What is expected: Set down the material below word for word, excluding the pictures.

Supplied data:
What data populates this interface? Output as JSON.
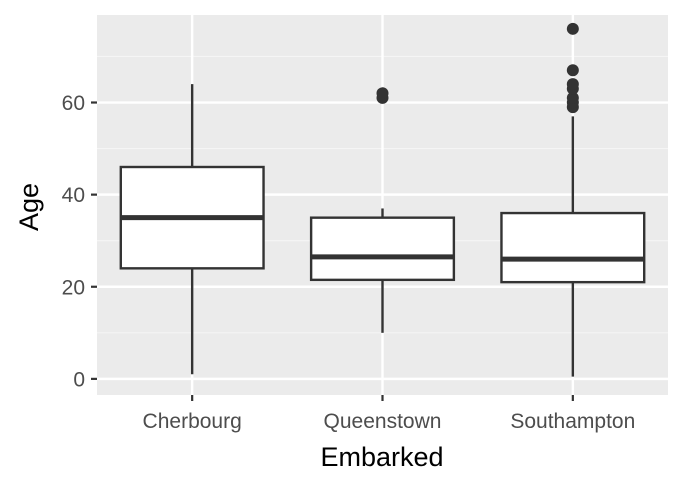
{
  "chart_data": {
    "type": "boxplot",
    "title": "",
    "xlabel": "Embarked",
    "ylabel": "Age",
    "ylim": [
      -3.5,
      79
    ],
    "yticks": [
      0,
      20,
      40,
      60
    ],
    "grid": true,
    "legend": "none",
    "categories": [
      "Cherbourg",
      "Queenstown",
      "Southampton"
    ],
    "boxes": [
      {
        "category": "Cherbourg",
        "whisker_low": 1,
        "q1": 24,
        "median": 35,
        "q3": 46,
        "whisker_high": 64,
        "outliers": []
      },
      {
        "category": "Queenstown",
        "whisker_low": 10,
        "q1": 21.5,
        "median": 26.5,
        "q3": 35,
        "whisker_high": 37,
        "outliers": [
          61,
          62
        ]
      },
      {
        "category": "Southampton",
        "whisker_low": 0.5,
        "q1": 21,
        "median": 26,
        "q3": 36,
        "whisker_high": 57,
        "outliers": [
          59,
          60,
          61,
          63,
          64,
          67,
          76
        ]
      }
    ],
    "colors": {
      "panel": "#EBEBEB",
      "grid_major": "#FFFFFF",
      "grid_minor": "#F5F5F5",
      "box_fill": "#FFFFFF",
      "box_line": "#333333",
      "tick": "#333333",
      "tick_text": "#4D4D4D"
    }
  }
}
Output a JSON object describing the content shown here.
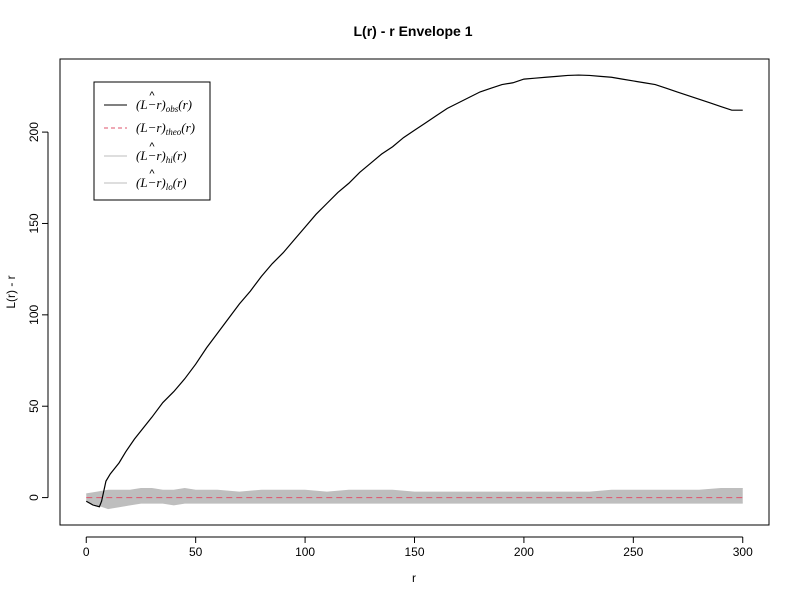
{
  "chart_data": {
    "type": "line",
    "title": "L(r) - r Envelope 1",
    "xlabel": "r",
    "ylabel": "L(r) - r",
    "xlim": [
      -12,
      312
    ],
    "ylim": [
      -15,
      240
    ],
    "x_ticks": [
      0,
      50,
      100,
      150,
      200,
      250,
      300
    ],
    "y_ticks": [
      0,
      50,
      100,
      150,
      200
    ],
    "grid": false,
    "legend_position": "top-left",
    "series": [
      {
        "name": "obs",
        "color": "#000000",
        "dash": "solid",
        "points": [
          [
            0,
            -2
          ],
          [
            3,
            -4
          ],
          [
            6,
            -5
          ],
          [
            7,
            -2
          ],
          [
            9,
            9
          ],
          [
            11,
            13
          ],
          [
            13,
            16
          ],
          [
            15,
            19
          ],
          [
            18,
            25
          ],
          [
            22,
            32
          ],
          [
            26,
            38
          ],
          [
            30,
            44
          ],
          [
            35,
            52
          ],
          [
            40,
            58
          ],
          [
            45,
            65
          ],
          [
            50,
            73
          ],
          [
            55,
            82
          ],
          [
            60,
            90
          ],
          [
            65,
            98
          ],
          [
            70,
            106
          ],
          [
            75,
            113
          ],
          [
            80,
            121
          ],
          [
            85,
            128
          ],
          [
            90,
            134
          ],
          [
            95,
            141
          ],
          [
            100,
            148
          ],
          [
            105,
            155
          ],
          [
            110,
            161
          ],
          [
            115,
            167
          ],
          [
            120,
            172
          ],
          [
            125,
            178
          ],
          [
            130,
            183
          ],
          [
            135,
            188
          ],
          [
            140,
            192
          ],
          [
            145,
            197
          ],
          [
            150,
            201
          ],
          [
            155,
            205
          ],
          [
            160,
            209
          ],
          [
            165,
            213
          ],
          [
            170,
            216
          ],
          [
            175,
            219
          ],
          [
            180,
            222
          ],
          [
            185,
            224
          ],
          [
            190,
            226
          ],
          [
            195,
            227
          ],
          [
            200,
            229
          ],
          [
            205,
            229.5
          ],
          [
            210,
            230
          ],
          [
            215,
            230.5
          ],
          [
            220,
            231
          ],
          [
            225,
            231.2
          ],
          [
            230,
            231
          ],
          [
            235,
            230.5
          ],
          [
            240,
            230
          ],
          [
            245,
            229
          ],
          [
            250,
            228
          ],
          [
            255,
            227
          ],
          [
            260,
            226
          ],
          [
            265,
            224
          ],
          [
            270,
            222
          ],
          [
            275,
            220
          ],
          [
            280,
            218
          ],
          [
            285,
            216
          ],
          [
            290,
            214
          ],
          [
            295,
            212
          ],
          [
            300,
            212
          ]
        ]
      },
      {
        "name": "theo",
        "color": "#df536b",
        "dash": "dashed",
        "points": [
          [
            0,
            0
          ],
          [
            300,
            0
          ]
        ]
      },
      {
        "name": "hi",
        "color": "#bebebe",
        "dash": "solid",
        "points": [
          [
            0,
            2
          ],
          [
            5,
            3
          ],
          [
            10,
            4
          ],
          [
            15,
            4
          ],
          [
            20,
            4
          ],
          [
            25,
            5
          ],
          [
            30,
            5
          ],
          [
            35,
            4
          ],
          [
            40,
            4
          ],
          [
            45,
            5
          ],
          [
            50,
            4
          ],
          [
            60,
            4
          ],
          [
            70,
            3
          ],
          [
            80,
            4
          ],
          [
            90,
            4
          ],
          [
            100,
            4
          ],
          [
            110,
            3
          ],
          [
            120,
            4
          ],
          [
            130,
            4
          ],
          [
            140,
            4
          ],
          [
            150,
            3
          ],
          [
            160,
            3
          ],
          [
            170,
            3
          ],
          [
            180,
            3
          ],
          [
            190,
            3
          ],
          [
            200,
            3
          ],
          [
            210,
            3
          ],
          [
            220,
            3
          ],
          [
            230,
            3
          ],
          [
            240,
            4
          ],
          [
            250,
            4
          ],
          [
            260,
            4
          ],
          [
            270,
            4
          ],
          [
            280,
            4
          ],
          [
            290,
            5
          ],
          [
            300,
            5
          ]
        ]
      },
      {
        "name": "lo",
        "color": "#bebebe",
        "dash": "solid",
        "points": [
          [
            0,
            -2
          ],
          [
            5,
            -4
          ],
          [
            10,
            -6
          ],
          [
            15,
            -5
          ],
          [
            20,
            -4
          ],
          [
            25,
            -3
          ],
          [
            30,
            -3
          ],
          [
            35,
            -3
          ],
          [
            40,
            -4
          ],
          [
            45,
            -3
          ],
          [
            50,
            -3
          ],
          [
            60,
            -3
          ],
          [
            70,
            -3
          ],
          [
            80,
            -3
          ],
          [
            90,
            -3
          ],
          [
            100,
            -3
          ],
          [
            110,
            -3
          ],
          [
            120,
            -3
          ],
          [
            130,
            -3
          ],
          [
            140,
            -3
          ],
          [
            150,
            -3
          ],
          [
            160,
            -3
          ],
          [
            170,
            -3
          ],
          [
            180,
            -3
          ],
          [
            190,
            -3
          ],
          [
            200,
            -3
          ],
          [
            210,
            -3
          ],
          [
            220,
            -3
          ],
          [
            230,
            -3
          ],
          [
            240,
            -3
          ],
          [
            250,
            -3
          ],
          [
            260,
            -3
          ],
          [
            270,
            -3
          ],
          [
            280,
            -3
          ],
          [
            290,
            -3
          ],
          [
            300,
            -3
          ]
        ]
      }
    ],
    "legend": [
      {
        "series": "obs",
        "base": "(L",
        "hat": "^",
        "mid": "−r)",
        "sub": "obs",
        "tail": "(r)"
      },
      {
        "series": "theo",
        "base": "(L",
        "hat": "",
        "mid": "−r)",
        "sub": "theo",
        "tail": "(r)"
      },
      {
        "series": "hi",
        "base": "(L",
        "hat": "^",
        "mid": "−r)",
        "sub": "hi",
        "tail": "(r)"
      },
      {
        "series": "lo",
        "base": "(L",
        "hat": "^",
        "mid": "−r)",
        "sub": "lo",
        "tail": "(r)"
      }
    ]
  }
}
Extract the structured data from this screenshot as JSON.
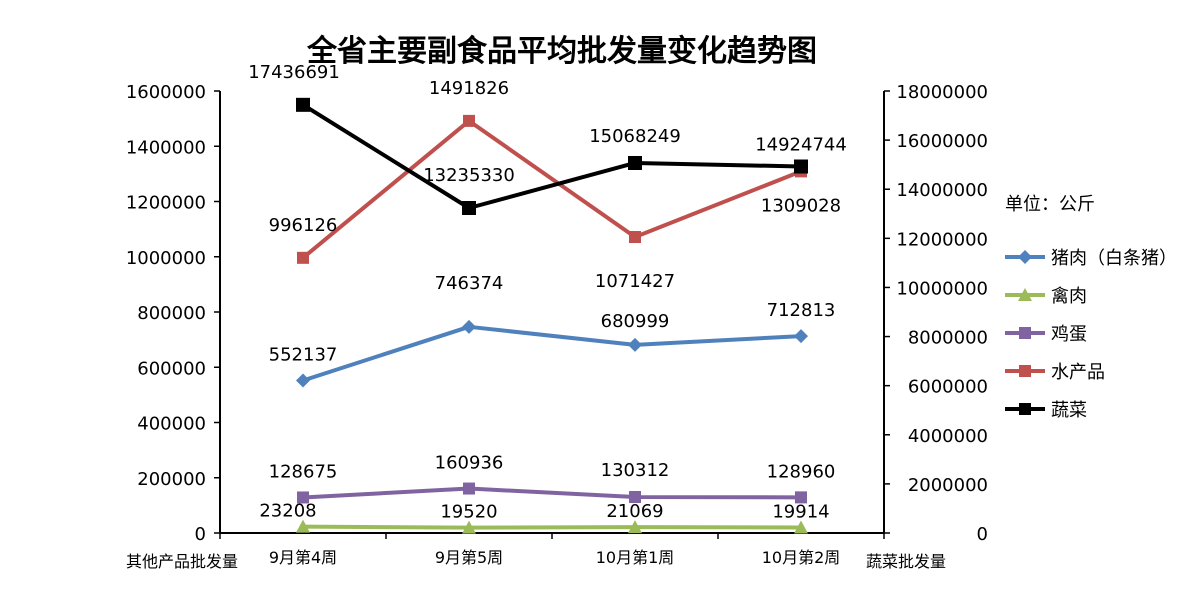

Response for this exercise:
What data populates this interface? Output as JSON.
{
  "chart_data": {
    "type": "boxplot",
    "title": "",
    "xlabel": "Embarked",
    "ylabel": "Age",
    "ylim": [
      -3.5,
      79
    ],
    "yticks": [
      0,
      20,
      40,
      60
    ],
    "grid": true,
    "legend": "none",
    "categories": [
      "Cherbourg",
      "Queenstown",
      "Southampton"
    ],
    "boxes": [
      {
        "category": "Cherbourg",
        "whisker_low": 1,
        "q1": 24,
        "median": 35,
        "q3": 46,
        "whisker_high": 64,
        "outliers": []
      },
      {
        "category": "Queenstown",
        "whisker_low": 10,
        "q1": 21.5,
        "median": 26.5,
        "q3": 35,
        "whisker_high": 37,
        "outliers": [
          61,
          62
        ]
      },
      {
        "category": "Southampton",
        "whisker_low": 0.5,
        "q1": 21,
        "median": 26,
        "q3": 36,
        "whisker_high": 57,
        "outliers": [
          59,
          60,
          61,
          63,
          64,
          67,
          76
        ]
      }
    ],
    "colors": {
      "panel": "#EBEBEB",
      "grid_major": "#FFFFFF",
      "grid_minor": "#F5F5F5",
      "box_fill": "#FFFFFF",
      "box_line": "#333333",
      "tick": "#333333",
      "tick_text": "#4D4D4D"
    }
  }
}
Output a JSON object describing the content shown here.
{
  "chart_data": {
    "type": "line",
    "title": "L(r) - r Envelope 1",
    "xlabel": "r",
    "ylabel": "L(r) - r",
    "xlim": [
      -12,
      312
    ],
    "ylim": [
      -15,
      240
    ],
    "x_ticks": [
      0,
      50,
      100,
      150,
      200,
      250,
      300
    ],
    "y_ticks": [
      0,
      50,
      100,
      150,
      200
    ],
    "grid": false,
    "legend_position": "top-left",
    "series": [
      {
        "name": "obs",
        "color": "#000000",
        "dash": "solid",
        "points": [
          [
            0,
            -2
          ],
          [
            3,
            -4
          ],
          [
            6,
            -5
          ],
          [
            7,
            -2
          ],
          [
            9,
            9
          ],
          [
            11,
            13
          ],
          [
            13,
            16
          ],
          [
            15,
            19
          ],
          [
            18,
            25
          ],
          [
            22,
            32
          ],
          [
            26,
            38
          ],
          [
            30,
            44
          ],
          [
            35,
            52
          ],
          [
            40,
            58
          ],
          [
            45,
            65
          ],
          [
            50,
            73
          ],
          [
            55,
            82
          ],
          [
            60,
            90
          ],
          [
            65,
            98
          ],
          [
            70,
            106
          ],
          [
            75,
            113
          ],
          [
            80,
            121
          ],
          [
            85,
            128
          ],
          [
            90,
            134
          ],
          [
            95,
            141
          ],
          [
            100,
            148
          ],
          [
            105,
            155
          ],
          [
            110,
            161
          ],
          [
            115,
            167
          ],
          [
            120,
            172
          ],
          [
            125,
            178
          ],
          [
            130,
            183
          ],
          [
            135,
            188
          ],
          [
            140,
            192
          ],
          [
            145,
            197
          ],
          [
            150,
            201
          ],
          [
            155,
            205
          ],
          [
            160,
            209
          ],
          [
            165,
            213
          ],
          [
            170,
            216
          ],
          [
            175,
            219
          ],
          [
            180,
            222
          ],
          [
            185,
            224
          ],
          [
            190,
            226
          ],
          [
            195,
            227
          ],
          [
            200,
            229
          ],
          [
            205,
            229.5
          ],
          [
            210,
            230
          ],
          [
            215,
            230.5
          ],
          [
            220,
            231
          ],
          [
            225,
            231.2
          ],
          [
            230,
            231
          ],
          [
            235,
            230.5
          ],
          [
            240,
            230
          ],
          [
            245,
            229
          ],
          [
            250,
            228
          ],
          [
            255,
            227
          ],
          [
            260,
            226
          ],
          [
            265,
            224
          ],
          [
            270,
            222
          ],
          [
            275,
            220
          ],
          [
            280,
            218
          ],
          [
            285,
            216
          ],
          [
            290,
            214
          ],
          [
            295,
            212
          ],
          [
            300,
            212
          ]
        ]
      },
      {
        "name": "theo",
        "color": "#df536b",
        "dash": "dashed",
        "points": [
          [
            0,
            0
          ],
          [
            300,
            0
          ]
        ]
      },
      {
        "name": "hi",
        "color": "#bebebe",
        "dash": "solid",
        "points": [
          [
            0,
            2
          ],
          [
            5,
            3
          ],
          [
            10,
            4
          ],
          [
            15,
            4
          ],
          [
            20,
            4
          ],
          [
            25,
            5
          ],
          [
            30,
            5
          ],
          [
            35,
            4
          ],
          [
            40,
            4
          ],
          [
            45,
            5
          ],
          [
            50,
            4
          ],
          [
            60,
            4
          ],
          [
            70,
            3
          ],
          [
            80,
            4
          ],
          [
            90,
            4
          ],
          [
            100,
            4
          ],
          [
            110,
            3
          ],
          [
            120,
            4
          ],
          [
            130,
            4
          ],
          [
            140,
            4
          ],
          [
            150,
            3
          ],
          [
            160,
            3
          ],
          [
            170,
            3
          ],
          [
            180,
            3
          ],
          [
            190,
            3
          ],
          [
            200,
            3
          ],
          [
            210,
            3
          ],
          [
            220,
            3
          ],
          [
            230,
            3
          ],
          [
            240,
            4
          ],
          [
            250,
            4
          ],
          [
            260,
            4
          ],
          [
            270,
            4
          ],
          [
            280,
            4
          ],
          [
            290,
            5
          ],
          [
            300,
            5
          ]
        ]
      },
      {
        "name": "lo",
        "color": "#bebebe",
        "dash": "solid",
        "points": [
          [
            0,
            -2
          ],
          [
            5,
            -4
          ],
          [
            10,
            -6
          ],
          [
            15,
            -5
          ],
          [
            20,
            -4
          ],
          [
            25,
            -3
          ],
          [
            30,
            -3
          ],
          [
            35,
            -3
          ],
          [
            40,
            -4
          ],
          [
            45,
            -3
          ],
          [
            50,
            -3
          ],
          [
            60,
            -3
          ],
          [
            70,
            -3
          ],
          [
            80,
            -3
          ],
          [
            90,
            -3
          ],
          [
            100,
            -3
          ],
          [
            110,
            -3
          ],
          [
            120,
            -3
          ],
          [
            130,
            -3
          ],
          [
            140,
            -3
          ],
          [
            150,
            -3
          ],
          [
            160,
            -3
          ],
          [
            170,
            -3
          ],
          [
            180,
            -3
          ],
          [
            190,
            -3
          ],
          [
            200,
            -3
          ],
          [
            210,
            -3
          ],
          [
            220,
            -3
          ],
          [
            230,
            -3
          ],
          [
            240,
            -3
          ],
          [
            250,
            -3
          ],
          [
            260,
            -3
          ],
          [
            270,
            -3
          ],
          [
            280,
            -3
          ],
          [
            290,
            -3
          ],
          [
            300,
            -3
          ]
        ]
      }
    ],
    "legend": [
      {
        "series": "obs",
        "base": "(L",
        "hat": "^",
        "mid": "−r)",
        "sub": "obs",
        "tail": "(r)"
      },
      {
        "series": "theo",
        "base": "(L",
        "hat": "",
        "mid": "−r)",
        "sub": "theo",
        "tail": "(r)"
      },
      {
        "series": "hi",
        "base": "(L",
        "hat": "^",
        "mid": "−r)",
        "sub": "hi",
        "tail": "(r)"
      },
      {
        "series": "lo",
        "base": "(L",
        "hat": "^",
        "mid": "−r)",
        "sub": "lo",
        "tail": "(r)"
      }
    ]
  }
}
Extract the structured data from this screenshot as JSON.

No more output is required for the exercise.